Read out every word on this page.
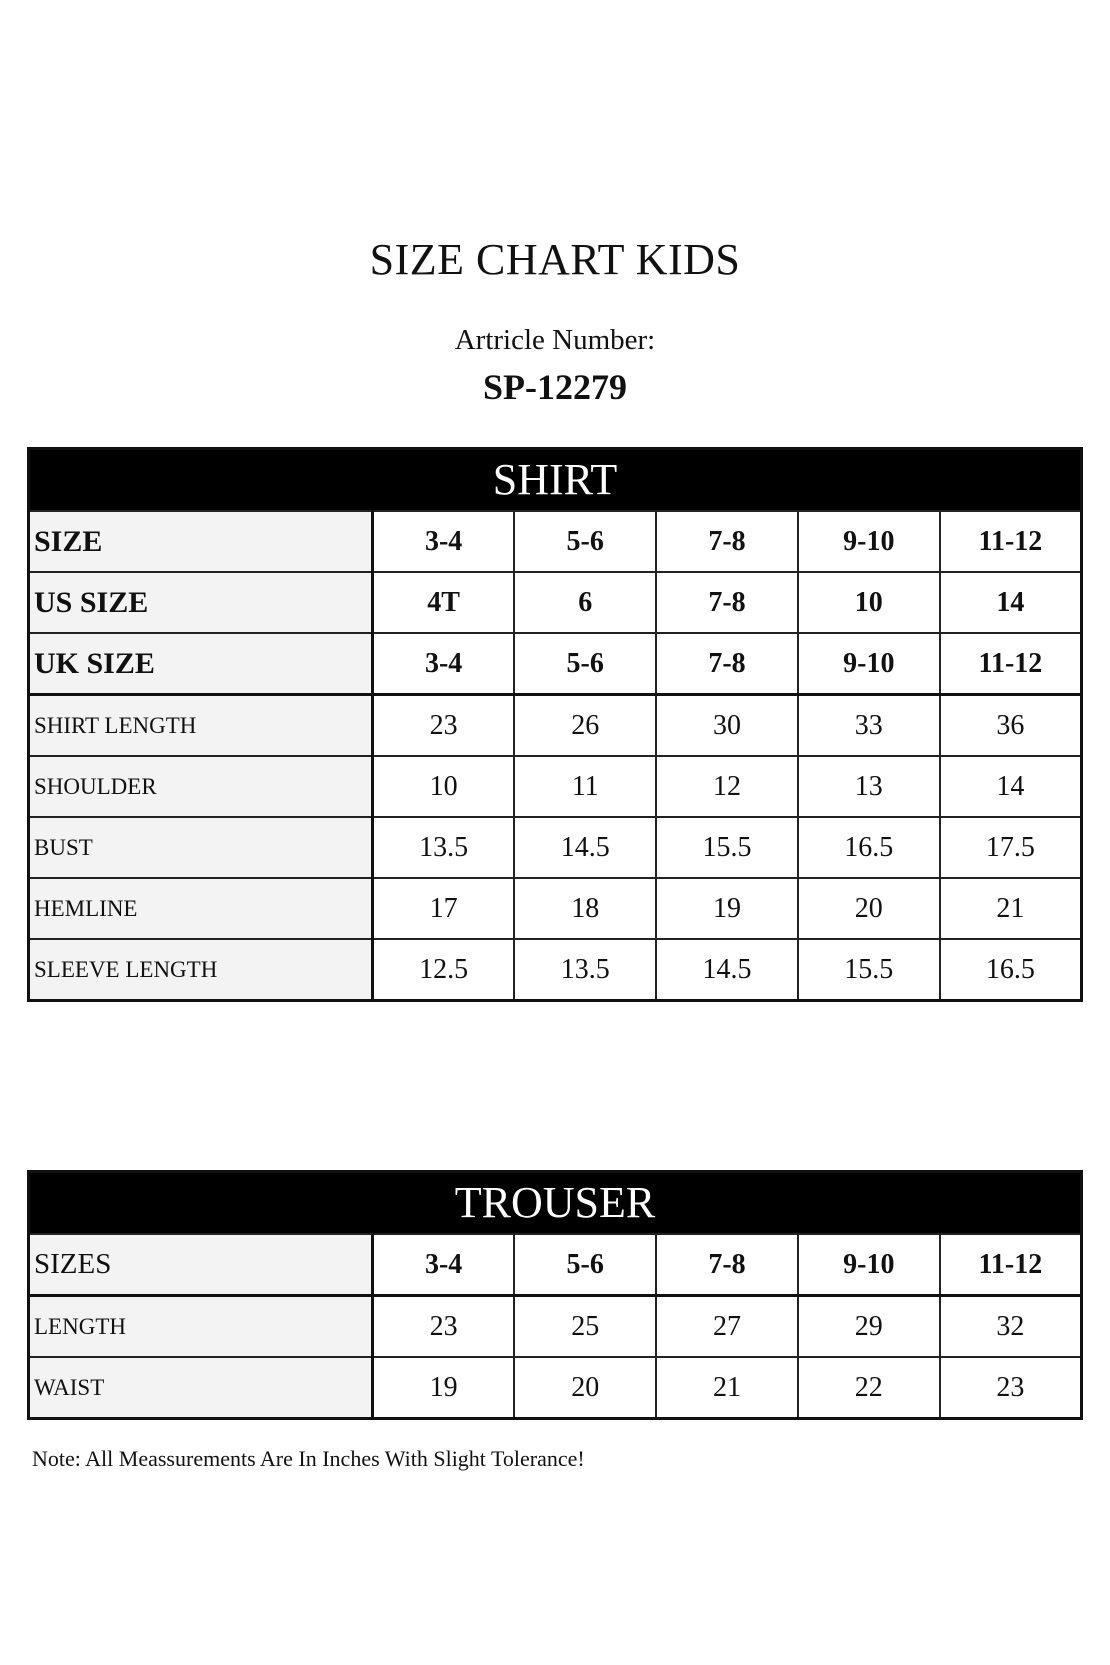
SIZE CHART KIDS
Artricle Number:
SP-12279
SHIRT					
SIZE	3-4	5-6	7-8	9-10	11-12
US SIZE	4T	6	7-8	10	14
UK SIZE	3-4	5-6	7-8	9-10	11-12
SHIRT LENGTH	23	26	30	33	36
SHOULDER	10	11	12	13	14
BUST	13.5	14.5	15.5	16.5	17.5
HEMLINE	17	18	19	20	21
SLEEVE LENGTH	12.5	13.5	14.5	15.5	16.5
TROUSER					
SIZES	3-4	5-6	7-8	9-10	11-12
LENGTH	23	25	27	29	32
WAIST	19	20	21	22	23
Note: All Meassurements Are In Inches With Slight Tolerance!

________

Exercise prompt: Each record above is to be restated exactly, with its pictures removed from the copy.

Full solution:
Read out every word on this page.
SIZE CHART KIDS
Artricle Number:
SP-12279
SHIRT					
SIZE	3-4	5-6	7-8	9-10	11-12
US SIZE	4T	6	7-8	10	14
UK SIZE	3-4	5-6	7-8	9-10	11-12
SHIRT LENGTH	23	26	30	33	36
SHOULDER	10	11	12	13	14
BUST	13.5	14.5	15.5	16.5	17.5
HEMLINE	17	18	19	20	21
SLEEVE LENGTH	12.5	13.5	14.5	15.5	16.5
TROUSER					
SIZES	3-4	5-6	7-8	9-10	11-12
LENGTH	23	25	27	29	32
WAIST	19	20	21	22	23
Note: All Meassurements Are In Inches With Slight Tolerance!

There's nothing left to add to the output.